> What is required: Filter for the word "颅脑CT平扫未见明显异常" and keep each matching line.
— START OF Extracted entries —
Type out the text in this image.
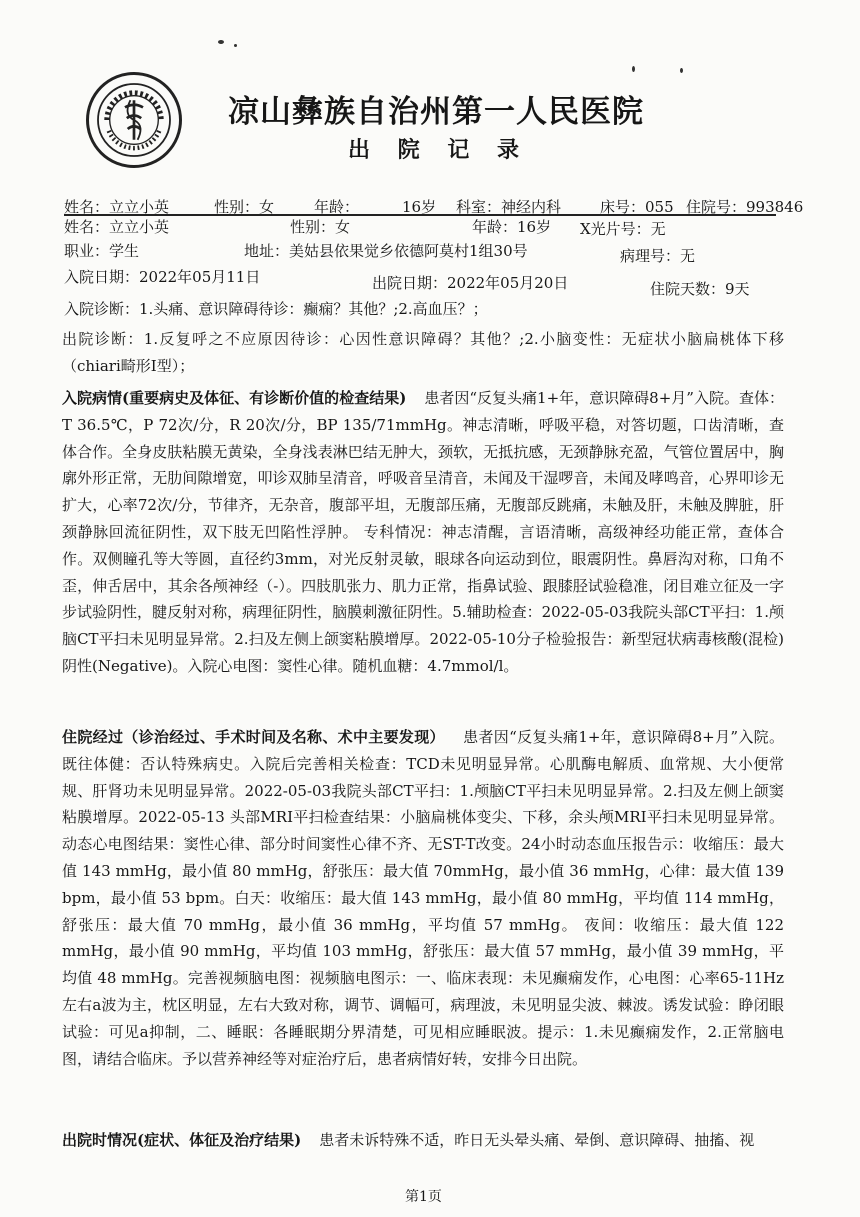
凉山彝族自治州第一人民医院
出 院 记 录
姓名：立立小英	性别：女	年龄：	16岁 科室：神经内科	床号：055 住院号：993846
姓名：立立小英	性别：女	年龄：16岁 X光片号：无
职业：学生	地址：美姑县依果觉乡依德阿莫村1组30号	病理号：无
入院日期：2022年05月11日	出院日期：2022年05月20日	住院天数：9天
入院诊断：1.头痛、意识障碍待诊：癫痫？其他？;2.高血压？；
出院诊断：1.反复呼之不应原因待诊：心因性意识障碍？其他？;2.小脑变性：无症状小脑扁桃体下移（chiari畸形I型）；
入院病情(重要病史及体征、有诊断价值的检查结果) 患者因“反复头痛1+年，意识障碍8+月”入院。查体：T 36.5℃，P 72次/分，R 20次/分，BP 135/71mmHg。神志清晰，呼吸平稳，对答切题，口齿清晰，查体合作。全身皮肤粘膜无黄染，全身浅表淋巴结无肿大，颈软，无抵抗感，无颈静脉充盈，气管位置居中，胸廓外形正常，无肋间隙增宽，叩诊双肺呈清音，呼吸音呈清音，未闻及干湿啰音，未闻及哮鸣音，心界叩诊无扩大，心率72次/分，节律齐，无杂音，腹部平坦，无腹部压痛，无腹部反跳痛，未触及肝，未触及脾脏，肝颈静脉回流征阴性，双下肢无凹陷性浮肿。 专科情况：神志清醒，言语清晰，高级神经功能正常，查体合作。双侧瞳孔等大等圆，直径约3mm，对光反射灵敏，眼球各向运动到位，眼震阴性。鼻唇沟对称，口角不歪，伸舌居中，其余各颅神经（-）。四肢肌张力、肌力正常，指鼻试验、跟膝胫试验稳准，闭目难立征及一字步试验阴性，腱反射对称，病理征阴性，脑膜刺激征阴性。5.辅助检查：2022-05-03我院头部CT平扫：1.颅脑CT平扫未见明显异常。2.扫及左侧上颌窦粘膜增厚。2022-05-10分子检验报告：新型冠状病毒核酸(混检) 阴性(Negative)。入院心电图：窦性心律。随机血糖：4.7mmol/l。
住院经过（诊治经过、手术时间及名称、术中主要发现） 患者因“反复头痛1+年，意识障碍8+月”入院。既往体健：否认特殊病史。入院后完善相关检查：TCD未见明显异常。心肌酶电解质、血常规、大小便常规、肝肾功未见明显异常。2022-05-03我院头部CT平扫：1.颅脑CT平扫未见明显异常。2.扫及左侧上颌窦粘膜增厚。2022-05-13 头部MRI平扫检查结果：小脑扁桃体变尖、下移，余头颅MRI平扫未见明显异常。动态心电图结果：窦性心律、部分时间窦性心律不齐、无ST-T改变。24小时动态血压报告示：收缩压：最大值 143 mmHg，最小值 80 mmHg，舒张压：最大值 70mmHg，最小值 36 mmHg，心律：最大值 139 bpm，最小值 53 bpm。白天：收缩压：最大值 143 mmHg，最小值 80 mmHg，平均值 114 mmHg，舒张压：最大值 70 mmHg，最小值 36 mmHg，平均值 57 mmHg。 夜间：收缩压：最大值 122 mmHg，最小值 90 mmHg，平均值 103 mmHg，舒张压：最大值 57 mmHg，最小值 39 mmHg，平均值 48 mmHg。完善视频脑电图：视频脑电图示：一、临床表现：未见癫痫发作，心电图：心率65-11Hz左右a波为主，枕区明显，左右大致对称，调节、调幅可，病理波，未见明显尖波、棘波。诱发试验：睁闭眼试验：可见a抑制，二、睡眠：各睡眠期分界清楚，可见相应睡眠波。提示：1.未见癫痫发作，2.正常脑电图，请结合临床。予以营养神经等对症治疗后，患者病情好转，安排今日出院。
出院时情况(症状、体征及治疗结果) 患者未诉特殊不适，昨日无头晕头痛、晕倒、意识障碍、抽搐、视
第1页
— END OF Extracted entries —
> Problem solution:
入院病情(重要病史及体征、有诊断价值的检查结果) 患者因“反复头痛1+年，意识障碍8+月”入院。查体：T 36.5℃，P 72次/分，R 20次/分，BP 135/71mmHg。神志清晰，呼吸平稳，对答切题，口齿清晰，查体合作。全身皮肤粘膜无黄染，全身浅表淋巴结无肿大，颈软，无抵抗感，无颈静脉充盈，气管位置居中，胸廓外形正常，无肋间隙增宽，叩诊双肺呈清音，呼吸音呈清音，未闻及干湿啰音，未闻及哮鸣音，心界叩诊无扩大，心率72次/分，节律齐，无杂音，腹部平坦，无腹部压痛，无腹部反跳痛，未触及肝，未触及脾脏，肝颈静脉回流征阴性，双下肢无凹陷性浮肿。 专科情况：神志清醒，言语清晰，高级神经功能正常，查体合作。双侧瞳孔等大等圆，直径约3mm，对光反射灵敏，眼球各向运动到位，眼震阴性。鼻唇沟对称，口角不歪，伸舌居中，其余各颅神经（-）。四肢肌张力、肌力正常，指鼻试验、跟膝胫试验稳准，闭目难立征及一字步试验阴性，腱反射对称，病理征阴性，脑膜刺激征阴性。5.辅助检查：2022-05-03我院头部CT平扫：1.颅脑CT平扫未见明显异常。2.扫及左侧上颌窦粘膜增厚。2022-05-10分子检验报告：新型冠状病毒核酸(混检) 阴性(Negative)。入院心电图：窦性心律。随机血糖：4.7mmol/l。
住院经过（诊治经过、手术时间及名称、术中主要发现） 患者因“反复头痛1+年，意识障碍8+月”入院。既往体健：否认特殊病史。入院后完善相关检查：TCD未见明显异常。心肌酶电解质、血常规、大小便常规、肝肾功未见明显异常。2022-05-03我院头部CT平扫：1.颅脑CT平扫未见明显异常。2.扫及左侧上颌窦粘膜增厚。2022-05-13 头部MRI平扫检查结果：小脑扁桃体变尖、下移，余头颅MRI平扫未见明显异常。动态心电图结果：窦性心律、部分时间窦性心律不齐、无ST-T改变。24小时动态血压报告示：收缩压：最大值 143 mmHg，最小值 80 mmHg，舒张压：最大值 70mmHg，最小值 36 mmHg，心律：最大值 139 bpm，最小值 53 bpm。白天：收缩压：最大值 143 mmHg，最小值 80 mmHg，平均值 114 mmHg，舒张压：最大值 70 mmHg，最小值 36 mmHg，平均值 57 mmHg。 夜间：收缩压：最大值 122 mmHg，最小值 90 mmHg，平均值 103 mmHg，舒张压：最大值 57 mmHg，最小值 39 mmHg，平均值 48 mmHg。完善视频脑电图：视频脑电图示：一、临床表现：未见癫痫发作，心电图：心率65-11Hz左右a波为主，枕区明显，左右大致对称，调节、调幅可，病理波，未见明显尖波、棘波。诱发试验：睁闭眼试验：可见a抑制，二、睡眠：各睡眠期分界清楚，可见相应睡眠波。提示：1.未见癫痫发作，2.正常脑电图，请结合临床。予以营养神经等对症治疗后，患者病情好转，安排今日出院。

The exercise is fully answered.